What to do: Rewrite the material below, replacing each occurrence of "legend" with "key" and leaving every other character unchanged.

** start Material **

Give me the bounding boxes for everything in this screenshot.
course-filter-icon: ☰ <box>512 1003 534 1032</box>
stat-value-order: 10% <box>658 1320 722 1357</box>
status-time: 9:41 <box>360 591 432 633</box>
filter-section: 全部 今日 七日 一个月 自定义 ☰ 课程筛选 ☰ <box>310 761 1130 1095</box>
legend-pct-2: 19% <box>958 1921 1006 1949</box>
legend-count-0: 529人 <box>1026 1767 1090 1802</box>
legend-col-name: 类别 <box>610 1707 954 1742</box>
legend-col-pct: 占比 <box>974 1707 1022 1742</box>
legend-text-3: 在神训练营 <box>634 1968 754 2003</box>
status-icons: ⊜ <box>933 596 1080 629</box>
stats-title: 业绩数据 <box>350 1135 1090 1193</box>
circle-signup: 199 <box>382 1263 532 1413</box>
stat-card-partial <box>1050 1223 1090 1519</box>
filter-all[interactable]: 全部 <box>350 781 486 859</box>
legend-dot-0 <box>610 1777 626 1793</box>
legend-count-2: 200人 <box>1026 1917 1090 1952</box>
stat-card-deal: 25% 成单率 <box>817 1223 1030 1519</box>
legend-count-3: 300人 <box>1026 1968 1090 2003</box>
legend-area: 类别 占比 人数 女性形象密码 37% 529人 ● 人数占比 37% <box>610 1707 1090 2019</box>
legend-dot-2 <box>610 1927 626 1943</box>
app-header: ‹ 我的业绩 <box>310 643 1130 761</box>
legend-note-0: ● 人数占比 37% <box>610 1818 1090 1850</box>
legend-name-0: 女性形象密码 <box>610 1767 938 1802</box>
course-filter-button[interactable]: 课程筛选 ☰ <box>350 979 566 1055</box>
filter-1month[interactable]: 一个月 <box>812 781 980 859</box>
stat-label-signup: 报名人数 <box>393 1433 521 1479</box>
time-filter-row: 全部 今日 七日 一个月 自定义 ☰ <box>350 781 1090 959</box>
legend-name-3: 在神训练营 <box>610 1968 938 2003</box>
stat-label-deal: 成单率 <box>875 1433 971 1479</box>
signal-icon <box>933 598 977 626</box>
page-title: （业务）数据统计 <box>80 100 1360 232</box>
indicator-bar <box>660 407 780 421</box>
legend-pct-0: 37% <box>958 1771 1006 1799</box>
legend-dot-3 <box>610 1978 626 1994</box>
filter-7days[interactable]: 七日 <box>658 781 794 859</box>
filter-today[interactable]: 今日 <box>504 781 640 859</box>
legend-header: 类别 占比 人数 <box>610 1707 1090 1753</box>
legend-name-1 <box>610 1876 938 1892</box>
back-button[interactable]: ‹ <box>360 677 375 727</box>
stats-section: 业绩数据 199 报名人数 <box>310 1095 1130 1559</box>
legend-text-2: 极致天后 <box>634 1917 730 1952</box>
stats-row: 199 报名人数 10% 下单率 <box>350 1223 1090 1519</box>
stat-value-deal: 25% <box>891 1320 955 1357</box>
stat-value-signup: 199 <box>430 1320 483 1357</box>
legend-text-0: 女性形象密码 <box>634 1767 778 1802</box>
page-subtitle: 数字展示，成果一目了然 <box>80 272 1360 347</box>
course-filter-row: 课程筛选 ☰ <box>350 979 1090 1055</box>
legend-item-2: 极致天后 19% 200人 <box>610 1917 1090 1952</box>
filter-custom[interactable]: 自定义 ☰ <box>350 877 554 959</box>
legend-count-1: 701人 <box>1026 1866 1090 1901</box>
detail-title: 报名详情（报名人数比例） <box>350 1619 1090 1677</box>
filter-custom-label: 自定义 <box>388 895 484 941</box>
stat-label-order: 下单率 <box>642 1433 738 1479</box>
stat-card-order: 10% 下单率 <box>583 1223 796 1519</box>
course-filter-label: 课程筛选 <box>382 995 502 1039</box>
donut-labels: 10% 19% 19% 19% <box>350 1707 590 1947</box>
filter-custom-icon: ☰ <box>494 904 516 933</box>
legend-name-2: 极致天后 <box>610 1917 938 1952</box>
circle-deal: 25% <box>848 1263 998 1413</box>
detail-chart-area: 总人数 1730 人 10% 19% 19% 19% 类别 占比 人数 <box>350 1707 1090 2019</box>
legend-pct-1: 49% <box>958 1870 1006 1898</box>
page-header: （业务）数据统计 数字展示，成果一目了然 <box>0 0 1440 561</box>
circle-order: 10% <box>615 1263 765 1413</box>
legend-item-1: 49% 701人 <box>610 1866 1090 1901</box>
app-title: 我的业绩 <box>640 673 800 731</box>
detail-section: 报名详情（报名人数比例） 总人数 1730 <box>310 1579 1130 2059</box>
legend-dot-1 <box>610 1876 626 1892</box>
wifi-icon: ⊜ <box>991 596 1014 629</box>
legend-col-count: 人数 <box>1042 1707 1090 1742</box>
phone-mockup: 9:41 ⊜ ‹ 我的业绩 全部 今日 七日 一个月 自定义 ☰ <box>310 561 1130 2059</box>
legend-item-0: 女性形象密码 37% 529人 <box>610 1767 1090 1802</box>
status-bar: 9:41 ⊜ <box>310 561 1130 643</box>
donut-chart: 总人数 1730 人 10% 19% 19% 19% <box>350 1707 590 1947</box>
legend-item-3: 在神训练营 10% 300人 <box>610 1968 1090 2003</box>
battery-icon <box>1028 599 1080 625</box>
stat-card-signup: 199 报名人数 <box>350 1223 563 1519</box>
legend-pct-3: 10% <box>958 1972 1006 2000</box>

** end Material **

Exercise result:
Give me the bounding boxes for everything in this screenshot.
course-filter-icon: ☰ <box>512 1003 534 1032</box>
stat-value-order: 10% <box>658 1320 722 1357</box>
status-time: 9:41 <box>360 591 432 633</box>
filter-section: 全部 今日 七日 一个月 自定义 ☰ 课程筛选 ☰ <box>310 761 1130 1095</box>
key-pct-2: 19% <box>958 1921 1006 1949</box>
key-count-0: 529人 <box>1026 1767 1090 1802</box>
key-col-name: 类别 <box>610 1707 954 1742</box>
key-col-pct: 占比 <box>974 1707 1022 1742</box>
key-text-3: 在神训练营 <box>634 1968 754 2003</box>
status-icons: ⊜ <box>933 596 1080 629</box>
stats-title: 业绩数据 <box>350 1135 1090 1193</box>
circle-signup: 199 <box>382 1263 532 1413</box>
stat-card-partial <box>1050 1223 1090 1519</box>
filter-all[interactable]: 全部 <box>350 781 486 859</box>
key-dot-0 <box>610 1777 626 1793</box>
key-count-2: 200人 <box>1026 1917 1090 1952</box>
stat-card-deal: 25% 成单率 <box>817 1223 1030 1519</box>
key-count-3: 300人 <box>1026 1968 1090 2003</box>
key-area: 类别 占比 人数 女性形象密码 37% 529人 ● 人数占比 37% <box>610 1707 1090 2019</box>
key-dot-2 <box>610 1927 626 1943</box>
app-header: ‹ 我的业绩 <box>310 643 1130 761</box>
key-note-0: ● 人数占比 37% <box>610 1818 1090 1850</box>
key-name-0: 女性形象密码 <box>610 1767 938 1802</box>
course-filter-button[interactable]: 课程筛选 ☰ <box>350 979 566 1055</box>
filter-1month[interactable]: 一个月 <box>812 781 980 859</box>
stat-label-signup: 报名人数 <box>393 1433 521 1479</box>
time-filter-row: 全部 今日 七日 一个月 自定义 ☰ <box>350 781 1090 959</box>
key-name-3: 在神训练营 <box>610 1968 938 2003</box>
stat-label-deal: 成单率 <box>875 1433 971 1479</box>
signal-icon <box>933 598 977 626</box>
page-title: （业务）数据统计 <box>80 100 1360 232</box>
indicator-bar <box>660 407 780 421</box>
key-pct-0: 37% <box>958 1771 1006 1799</box>
key-dot-3 <box>610 1978 626 1994</box>
filter-7days[interactable]: 七日 <box>658 781 794 859</box>
filter-today[interactable]: 今日 <box>504 781 640 859</box>
key-header: 类别 占比 人数 <box>610 1707 1090 1753</box>
key-name-1 <box>610 1876 938 1892</box>
back-button[interactable]: ‹ <box>360 677 375 727</box>
stats-section: 业绩数据 199 报名人数 <box>310 1095 1130 1559</box>
key-text-2: 极致天后 <box>634 1917 730 1952</box>
stats-row: 199 报名人数 10% 下单率 <box>350 1223 1090 1519</box>
stat-value-deal: 25% <box>891 1320 955 1357</box>
stat-value-signup: 199 <box>430 1320 483 1357</box>
key-text-0: 女性形象密码 <box>634 1767 778 1802</box>
page-subtitle: 数字展示，成果一目了然 <box>80 272 1360 347</box>
course-filter-row: 课程筛选 ☰ <box>350 979 1090 1055</box>
key-item-2: 极致天后 19% 200人 <box>610 1917 1090 1952</box>
filter-custom[interactable]: 自定义 ☰ <box>350 877 554 959</box>
key-count-1: 701人 <box>1026 1866 1090 1901</box>
detail-title: 报名详情（报名人数比例） <box>350 1619 1090 1677</box>
filter-custom-label: 自定义 <box>388 895 484 941</box>
stat-label-order: 下单率 <box>642 1433 738 1479</box>
stat-card-order: 10% 下单率 <box>583 1223 796 1519</box>
course-filter-label: 课程筛选 <box>382 995 502 1039</box>
donut-labels: 10% 19% 19% 19% <box>350 1707 590 1947</box>
filter-custom-icon: ☰ <box>494 904 516 933</box>
key-name-2: 极致天后 <box>610 1917 938 1952</box>
circle-deal: 25% <box>848 1263 998 1413</box>
detail-chart-area: 总人数 1730 人 10% 19% 19% 19% 类别 占比 人数 <box>350 1707 1090 2019</box>
key-pct-1: 49% <box>958 1870 1006 1898</box>
page-header: （业务）数据统计 数字展示，成果一目了然 <box>0 0 1440 561</box>
circle-order: 10% <box>615 1263 765 1413</box>
key-item-1: 49% 701人 <box>610 1866 1090 1901</box>
app-title: 我的业绩 <box>640 673 800 731</box>
detail-section: 报名详情（报名人数比例） 总人数 1730 <box>310 1579 1130 2059</box>
key-dot-1 <box>610 1876 626 1892</box>
wifi-icon: ⊜ <box>991 596 1014 629</box>
key-col-count: 人数 <box>1042 1707 1090 1742</box>
phone-mockup: 9:41 ⊜ ‹ 我的业绩 全部 今日 七日 一个月 自定义 ☰ <box>310 561 1130 2059</box>
key-item-0: 女性形象密码 37% 529人 <box>610 1767 1090 1802</box>
status-bar: 9:41 ⊜ <box>310 561 1130 643</box>
donut-chart: 总人数 1730 人 10% 19% 19% 19% <box>350 1707 590 1947</box>
key-item-3: 在神训练营 10% 300人 <box>610 1968 1090 2003</box>
battery-icon <box>1028 599 1080 625</box>
stat-card-signup: 199 报名人数 <box>350 1223 563 1519</box>
key-pct-3: 10% <box>958 1972 1006 2000</box>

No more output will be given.